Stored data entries
◆ ◆ ◆ ◆ ◆

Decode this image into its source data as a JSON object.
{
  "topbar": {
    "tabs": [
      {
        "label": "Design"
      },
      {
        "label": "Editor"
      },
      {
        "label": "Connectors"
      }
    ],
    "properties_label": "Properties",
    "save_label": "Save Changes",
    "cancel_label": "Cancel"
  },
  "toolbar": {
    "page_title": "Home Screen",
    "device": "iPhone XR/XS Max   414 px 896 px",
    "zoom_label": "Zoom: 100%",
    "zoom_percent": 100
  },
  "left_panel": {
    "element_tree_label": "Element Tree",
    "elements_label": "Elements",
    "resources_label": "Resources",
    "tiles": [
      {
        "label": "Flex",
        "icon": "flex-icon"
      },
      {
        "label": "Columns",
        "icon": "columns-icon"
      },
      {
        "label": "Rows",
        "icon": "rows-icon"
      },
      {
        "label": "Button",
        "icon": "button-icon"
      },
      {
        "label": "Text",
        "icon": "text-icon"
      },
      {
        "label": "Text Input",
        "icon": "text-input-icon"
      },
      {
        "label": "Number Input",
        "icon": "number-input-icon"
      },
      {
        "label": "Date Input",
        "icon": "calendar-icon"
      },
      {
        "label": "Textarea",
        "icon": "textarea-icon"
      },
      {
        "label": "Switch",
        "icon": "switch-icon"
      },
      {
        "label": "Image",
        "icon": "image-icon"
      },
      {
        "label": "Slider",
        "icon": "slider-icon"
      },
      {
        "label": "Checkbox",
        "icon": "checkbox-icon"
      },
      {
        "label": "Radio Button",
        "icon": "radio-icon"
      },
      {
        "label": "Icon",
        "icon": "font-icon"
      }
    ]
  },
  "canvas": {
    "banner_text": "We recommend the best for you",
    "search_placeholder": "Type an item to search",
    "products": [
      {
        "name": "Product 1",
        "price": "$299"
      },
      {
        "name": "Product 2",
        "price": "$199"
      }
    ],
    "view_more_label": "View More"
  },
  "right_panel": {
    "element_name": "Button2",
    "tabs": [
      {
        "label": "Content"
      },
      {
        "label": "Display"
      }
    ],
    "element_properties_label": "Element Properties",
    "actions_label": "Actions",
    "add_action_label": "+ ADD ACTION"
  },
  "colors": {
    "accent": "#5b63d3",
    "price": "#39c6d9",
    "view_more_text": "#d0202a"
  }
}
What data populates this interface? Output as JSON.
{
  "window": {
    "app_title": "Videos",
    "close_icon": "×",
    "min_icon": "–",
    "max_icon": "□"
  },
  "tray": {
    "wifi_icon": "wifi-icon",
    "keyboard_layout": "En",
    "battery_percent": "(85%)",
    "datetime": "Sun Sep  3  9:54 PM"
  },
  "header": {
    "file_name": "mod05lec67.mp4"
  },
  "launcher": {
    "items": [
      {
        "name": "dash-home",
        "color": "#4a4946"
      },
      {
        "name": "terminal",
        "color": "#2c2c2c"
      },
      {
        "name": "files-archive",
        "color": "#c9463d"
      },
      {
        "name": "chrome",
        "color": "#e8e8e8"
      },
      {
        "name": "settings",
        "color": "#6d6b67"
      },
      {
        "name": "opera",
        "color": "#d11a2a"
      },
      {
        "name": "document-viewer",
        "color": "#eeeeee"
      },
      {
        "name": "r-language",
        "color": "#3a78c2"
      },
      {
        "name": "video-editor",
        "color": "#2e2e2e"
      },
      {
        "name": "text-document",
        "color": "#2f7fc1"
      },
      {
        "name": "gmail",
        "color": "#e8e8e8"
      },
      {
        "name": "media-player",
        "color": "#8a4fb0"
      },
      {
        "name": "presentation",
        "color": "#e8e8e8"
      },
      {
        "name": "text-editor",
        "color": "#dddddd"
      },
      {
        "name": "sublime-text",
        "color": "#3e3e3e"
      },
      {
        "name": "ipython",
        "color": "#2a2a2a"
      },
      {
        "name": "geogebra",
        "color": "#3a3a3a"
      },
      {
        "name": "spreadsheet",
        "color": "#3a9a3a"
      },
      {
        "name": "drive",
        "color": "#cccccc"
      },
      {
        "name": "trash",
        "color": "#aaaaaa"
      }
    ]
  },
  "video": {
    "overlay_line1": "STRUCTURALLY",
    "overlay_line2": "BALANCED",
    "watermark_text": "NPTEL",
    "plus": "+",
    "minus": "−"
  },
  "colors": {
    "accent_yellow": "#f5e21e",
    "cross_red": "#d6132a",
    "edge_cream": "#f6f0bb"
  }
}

◆ ◆ ◆ ◆ ◆

The entries above must be returned in full, exactly as shown.

Decode this image into its source data as a JSON object.
{
  "topbar": {
    "tabs": [
      {
        "label": "Design"
      },
      {
        "label": "Editor"
      },
      {
        "label": "Connectors"
      }
    ],
    "properties_label": "Properties",
    "save_label": "Save Changes",
    "cancel_label": "Cancel"
  },
  "toolbar": {
    "page_title": "Home Screen",
    "device": "iPhone XR/XS Max   414 px 896 px",
    "zoom_label": "Zoom: 100%",
    "zoom_percent": 100
  },
  "left_panel": {
    "element_tree_label": "Element Tree",
    "elements_label": "Elements",
    "resources_label": "Resources",
    "tiles": [
      {
        "label": "Flex",
        "icon": "flex-icon"
      },
      {
        "label": "Columns",
        "icon": "columns-icon"
      },
      {
        "label": "Rows",
        "icon": "rows-icon"
      },
      {
        "label": "Button",
        "icon": "button-icon"
      },
      {
        "label": "Text",
        "icon": "text-icon"
      },
      {
        "label": "Text Input",
        "icon": "text-input-icon"
      },
      {
        "label": "Number Input",
        "icon": "number-input-icon"
      },
      {
        "label": "Date Input",
        "icon": "calendar-icon"
      },
      {
        "label": "Textarea",
        "icon": "textarea-icon"
      },
      {
        "label": "Switch",
        "icon": "switch-icon"
      },
      {
        "label": "Image",
        "icon": "image-icon"
      },
      {
        "label": "Slider",
        "icon": "slider-icon"
      },
      {
        "label": "Checkbox",
        "icon": "checkbox-icon"
      },
      {
        "label": "Radio Button",
        "icon": "radio-icon"
      },
      {
        "label": "Icon",
        "icon": "font-icon"
      }
    ]
  },
  "canvas": {
    "banner_text": "We recommend the best for you",
    "search_placeholder": "Type an item to search",
    "products": [
      {
        "name": "Product 1",
        "price": "$299"
      },
      {
        "name": "Product 2",
        "price": "$199"
      }
    ],
    "view_more_label": "View More"
  },
  "right_panel": {
    "element_name": "Button2",
    "tabs": [
      {
        "label": "Content"
      },
      {
        "label": "Display"
      }
    ],
    "element_properties_label": "Element Properties",
    "actions_label": "Actions",
    "add_action_label": "+ ADD ACTION"
  },
  "colors": {
    "accent": "#5b63d3",
    "price": "#39c6d9",
    "view_more_text": "#d0202a"
  }
}
What data populates this interface? Output as JSON.
{
  "window": {
    "app_title": "Videos",
    "close_icon": "×",
    "min_icon": "–",
    "max_icon": "□"
  },
  "tray": {
    "wifi_icon": "wifi-icon",
    "keyboard_layout": "En",
    "battery_percent": "(85%)",
    "datetime": "Sun Sep  3  9:54 PM"
  },
  "header": {
    "file_name": "mod05lec67.mp4"
  },
  "launcher": {
    "items": [
      {
        "name": "dash-home",
        "color": "#4a4946"
      },
      {
        "name": "terminal",
        "color": "#2c2c2c"
      },
      {
        "name": "files-archive",
        "color": "#c9463d"
      },
      {
        "name": "chrome",
        "color": "#e8e8e8"
      },
      {
        "name": "settings",
        "color": "#6d6b67"
      },
      {
        "name": "opera",
        "color": "#d11a2a"
      },
      {
        "name": "document-viewer",
        "color": "#eeeeee"
      },
      {
        "name": "r-language",
        "color": "#3a78c2"
      },
      {
        "name": "video-editor",
        "color": "#2e2e2e"
      },
      {
        "name": "text-document",
        "color": "#2f7fc1"
      },
      {
        "name": "gmail",
        "color": "#e8e8e8"
      },
      {
        "name": "media-player",
        "color": "#8a4fb0"
      },
      {
        "name": "presentation",
        "color": "#e8e8e8"
      },
      {
        "name": "text-editor",
        "color": "#dddddd"
      },
      {
        "name": "sublime-text",
        "color": "#3e3e3e"
      },
      {
        "name": "ipython",
        "color": "#2a2a2a"
      },
      {
        "name": "geogebra",
        "color": "#3a3a3a"
      },
      {
        "name": "spreadsheet",
        "color": "#3a9a3a"
      },
      {
        "name": "drive",
        "color": "#cccccc"
      },
      {
        "name": "trash",
        "color": "#aaaaaa"
      }
    ]
  },
  "video": {
    "overlay_line1": "STRUCTURALLY",
    "overlay_line2": "BALANCED",
    "watermark_text": "NPTEL",
    "plus": "+",
    "minus": "−"
  },
  "colors": {
    "accent_yellow": "#f5e21e",
    "cross_red": "#d6132a",
    "edge_cream": "#f6f0bb"
  }
}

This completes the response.